Text section.
Where I disagree with Adam is in his styling of Galileo as a true scientist who went round physically testing things unlike Dee "who read everything there was to read in his time and knew everything there was to know in the esoterica of his time - but didn't know what was worth knowing" and who not once in his life asked “the essential question - is this idea bull or is it for real?”
Let me take Galileo first.
In July 1609 he hears about something we'd call the telescope and as Galileo himself tells it in the sort of ‘bigging it up’ language of the born entrepreneur he applied to everything he ever touched within six months he'd not only worked out the technical principles by which such a device must operate but he's also learned how to grind out supposedly peerless innovative hi-tech lenses of unprecedented technical quality but's also built and knocked out to the commercial public shedloads of the ‘new’ wonder of the age the astronomy quality telescope [as well as a whole host of other technological wonders of his design] and while achieving all this also apparently taught himself how to overcome the fact the damned telescope’s so badly designed it can only be poorly focused to produce very narrow very blurred very eye-tiring imprecisely defined images.
And yet by January he’s so convinced of his newfound expertise as an astronomer not to mention the importance of his observations he's already started writing The Starry Messenger and finished proofing and printing it and put it on sale by March.
And this I suggest’s one of the most striking things about Galileo the supposed first modern scientist etc etc how little attention’s actually paid to his lack of scientific thoroughness and his somehow very modern tendency to rush to conclusions to rush into the limelight to rush to publish in case someone else publishes first the rush to assert the importance of him and his achievements the rush to assert he’s right and everyone else’s wrong and the snidey almost Thomas Edison covert like rush to use media of the day to undermine or even scurrilously discredit the work of any potential rivals.

Written request.
Reproduce the part of the Galileo passage that begins at the words "In July 1609" and stops after "imprecisely defined images.". Rely only on the Galileo passage.

Supplied data.

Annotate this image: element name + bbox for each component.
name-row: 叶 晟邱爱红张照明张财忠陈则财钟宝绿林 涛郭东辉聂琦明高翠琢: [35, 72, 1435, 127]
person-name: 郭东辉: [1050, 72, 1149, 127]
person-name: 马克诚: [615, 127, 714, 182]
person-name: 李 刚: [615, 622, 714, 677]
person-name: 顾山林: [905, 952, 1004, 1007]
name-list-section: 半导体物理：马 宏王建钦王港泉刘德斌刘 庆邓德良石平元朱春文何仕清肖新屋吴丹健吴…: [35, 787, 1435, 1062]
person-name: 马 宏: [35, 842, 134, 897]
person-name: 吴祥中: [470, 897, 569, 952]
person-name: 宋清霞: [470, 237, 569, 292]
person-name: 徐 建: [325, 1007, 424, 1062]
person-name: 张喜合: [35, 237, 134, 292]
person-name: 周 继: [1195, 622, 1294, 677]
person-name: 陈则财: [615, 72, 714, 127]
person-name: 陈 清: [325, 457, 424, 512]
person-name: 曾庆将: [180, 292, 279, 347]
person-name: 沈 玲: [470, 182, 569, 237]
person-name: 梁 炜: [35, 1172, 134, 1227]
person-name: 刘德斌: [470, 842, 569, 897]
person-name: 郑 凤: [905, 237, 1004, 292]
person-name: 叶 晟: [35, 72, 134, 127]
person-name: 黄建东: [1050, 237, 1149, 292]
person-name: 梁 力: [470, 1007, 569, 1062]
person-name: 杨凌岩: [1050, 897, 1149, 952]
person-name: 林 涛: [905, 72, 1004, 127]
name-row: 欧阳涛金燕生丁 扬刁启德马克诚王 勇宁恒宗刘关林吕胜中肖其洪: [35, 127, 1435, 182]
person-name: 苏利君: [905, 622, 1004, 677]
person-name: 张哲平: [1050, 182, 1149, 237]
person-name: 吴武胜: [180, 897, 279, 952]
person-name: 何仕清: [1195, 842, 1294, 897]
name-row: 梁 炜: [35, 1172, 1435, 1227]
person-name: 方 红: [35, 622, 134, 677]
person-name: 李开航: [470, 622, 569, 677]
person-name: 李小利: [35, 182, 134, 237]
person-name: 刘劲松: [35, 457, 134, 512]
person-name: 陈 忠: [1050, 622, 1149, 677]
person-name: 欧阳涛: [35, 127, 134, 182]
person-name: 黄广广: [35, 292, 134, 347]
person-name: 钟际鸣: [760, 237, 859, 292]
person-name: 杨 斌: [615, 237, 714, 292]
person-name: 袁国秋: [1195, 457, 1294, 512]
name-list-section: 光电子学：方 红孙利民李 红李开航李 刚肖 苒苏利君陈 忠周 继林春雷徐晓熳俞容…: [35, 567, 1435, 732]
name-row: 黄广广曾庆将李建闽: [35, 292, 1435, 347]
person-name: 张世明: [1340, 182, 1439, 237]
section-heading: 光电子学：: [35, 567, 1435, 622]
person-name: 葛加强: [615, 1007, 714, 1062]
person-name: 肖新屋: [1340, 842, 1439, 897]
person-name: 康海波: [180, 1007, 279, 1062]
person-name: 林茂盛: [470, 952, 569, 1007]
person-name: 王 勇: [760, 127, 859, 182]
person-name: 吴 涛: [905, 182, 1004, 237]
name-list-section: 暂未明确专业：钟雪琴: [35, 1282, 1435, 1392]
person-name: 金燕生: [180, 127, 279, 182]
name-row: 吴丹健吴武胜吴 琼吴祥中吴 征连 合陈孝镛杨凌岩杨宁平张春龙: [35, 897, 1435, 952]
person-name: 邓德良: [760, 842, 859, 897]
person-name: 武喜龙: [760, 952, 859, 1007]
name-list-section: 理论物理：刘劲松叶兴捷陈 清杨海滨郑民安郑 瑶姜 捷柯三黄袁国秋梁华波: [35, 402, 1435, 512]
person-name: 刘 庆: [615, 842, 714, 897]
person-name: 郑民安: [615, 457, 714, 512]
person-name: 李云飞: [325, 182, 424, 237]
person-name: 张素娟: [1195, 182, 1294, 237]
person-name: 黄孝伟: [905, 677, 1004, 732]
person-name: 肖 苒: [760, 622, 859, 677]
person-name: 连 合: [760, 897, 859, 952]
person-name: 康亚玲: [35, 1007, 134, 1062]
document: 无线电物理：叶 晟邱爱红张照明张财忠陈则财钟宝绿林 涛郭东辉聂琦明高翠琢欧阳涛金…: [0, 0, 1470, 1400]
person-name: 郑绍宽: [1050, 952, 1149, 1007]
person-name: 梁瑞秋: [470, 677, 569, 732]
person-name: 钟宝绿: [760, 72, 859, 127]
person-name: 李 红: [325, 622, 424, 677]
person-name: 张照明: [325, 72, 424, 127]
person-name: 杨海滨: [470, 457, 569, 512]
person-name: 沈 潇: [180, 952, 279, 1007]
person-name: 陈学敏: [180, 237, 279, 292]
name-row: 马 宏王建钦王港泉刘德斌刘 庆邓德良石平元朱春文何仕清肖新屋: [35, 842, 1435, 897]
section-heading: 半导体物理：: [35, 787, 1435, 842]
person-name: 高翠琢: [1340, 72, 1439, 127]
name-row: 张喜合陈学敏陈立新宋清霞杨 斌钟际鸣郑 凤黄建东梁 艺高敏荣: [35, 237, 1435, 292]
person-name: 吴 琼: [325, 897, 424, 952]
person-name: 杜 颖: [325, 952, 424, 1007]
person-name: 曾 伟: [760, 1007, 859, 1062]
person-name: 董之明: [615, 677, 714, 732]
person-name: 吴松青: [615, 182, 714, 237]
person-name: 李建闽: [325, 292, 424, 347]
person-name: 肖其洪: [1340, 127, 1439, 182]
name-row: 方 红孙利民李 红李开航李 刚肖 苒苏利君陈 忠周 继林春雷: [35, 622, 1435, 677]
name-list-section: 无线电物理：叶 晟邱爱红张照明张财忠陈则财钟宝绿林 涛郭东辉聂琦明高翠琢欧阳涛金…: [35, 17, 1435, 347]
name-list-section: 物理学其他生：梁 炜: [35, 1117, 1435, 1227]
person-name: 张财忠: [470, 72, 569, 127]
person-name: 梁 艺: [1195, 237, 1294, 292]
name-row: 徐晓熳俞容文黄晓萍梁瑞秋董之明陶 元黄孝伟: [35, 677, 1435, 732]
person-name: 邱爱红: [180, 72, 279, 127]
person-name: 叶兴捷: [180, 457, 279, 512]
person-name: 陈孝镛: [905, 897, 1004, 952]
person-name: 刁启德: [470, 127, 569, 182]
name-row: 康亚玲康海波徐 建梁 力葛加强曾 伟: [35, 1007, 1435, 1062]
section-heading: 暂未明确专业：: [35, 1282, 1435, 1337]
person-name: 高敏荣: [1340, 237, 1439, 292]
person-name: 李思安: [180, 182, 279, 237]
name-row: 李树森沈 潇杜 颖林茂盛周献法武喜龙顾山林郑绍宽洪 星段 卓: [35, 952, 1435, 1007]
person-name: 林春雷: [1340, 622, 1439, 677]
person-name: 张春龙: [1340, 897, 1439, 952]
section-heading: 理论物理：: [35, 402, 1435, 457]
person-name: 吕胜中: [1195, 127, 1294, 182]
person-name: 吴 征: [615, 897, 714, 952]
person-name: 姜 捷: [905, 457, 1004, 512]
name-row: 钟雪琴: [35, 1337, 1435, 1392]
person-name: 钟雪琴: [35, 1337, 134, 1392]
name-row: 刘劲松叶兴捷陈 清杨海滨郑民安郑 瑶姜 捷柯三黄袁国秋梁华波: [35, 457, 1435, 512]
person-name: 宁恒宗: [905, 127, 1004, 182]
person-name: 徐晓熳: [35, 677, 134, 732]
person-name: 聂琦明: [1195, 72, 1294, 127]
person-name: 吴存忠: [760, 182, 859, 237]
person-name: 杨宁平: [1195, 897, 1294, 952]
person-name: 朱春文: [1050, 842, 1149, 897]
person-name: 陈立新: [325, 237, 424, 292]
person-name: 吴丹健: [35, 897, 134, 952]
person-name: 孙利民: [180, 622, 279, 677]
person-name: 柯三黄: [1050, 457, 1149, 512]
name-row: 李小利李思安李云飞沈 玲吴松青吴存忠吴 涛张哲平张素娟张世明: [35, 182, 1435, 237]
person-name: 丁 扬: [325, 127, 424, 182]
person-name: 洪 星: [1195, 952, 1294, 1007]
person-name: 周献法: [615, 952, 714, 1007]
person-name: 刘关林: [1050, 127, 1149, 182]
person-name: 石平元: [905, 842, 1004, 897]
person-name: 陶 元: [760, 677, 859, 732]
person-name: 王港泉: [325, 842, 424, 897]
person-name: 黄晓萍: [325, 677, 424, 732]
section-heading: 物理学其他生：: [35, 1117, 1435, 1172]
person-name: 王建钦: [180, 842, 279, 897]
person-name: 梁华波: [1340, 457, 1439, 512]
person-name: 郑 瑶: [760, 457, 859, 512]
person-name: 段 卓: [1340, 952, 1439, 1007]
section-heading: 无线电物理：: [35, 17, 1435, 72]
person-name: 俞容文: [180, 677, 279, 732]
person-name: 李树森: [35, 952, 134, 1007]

Completed task.
In July 1609 he hears about something we'd call the telescope and as Galileo himself tells it in the sort of ‘bigging it up’ language of the born entrepreneur he applied to everything he ever touched within six months he'd not only worked out the technical principles by which such a device must operate but he's also learned how to grind out supposedly peerless innovative hi-tech lenses of unprecedented technical quality but's also built and knocked out to the commercial public shedloads of the ‘new’ wonder of the age the astronomy quality telescope [as well as a whole host of other technological wonders of his design] and while achieving all this also apparently taught himself how to overcome the fact the damned telescope’s so badly designed it can only be poorly focused to produce very narrow very blurred very eye-tiring imprecisely defined images.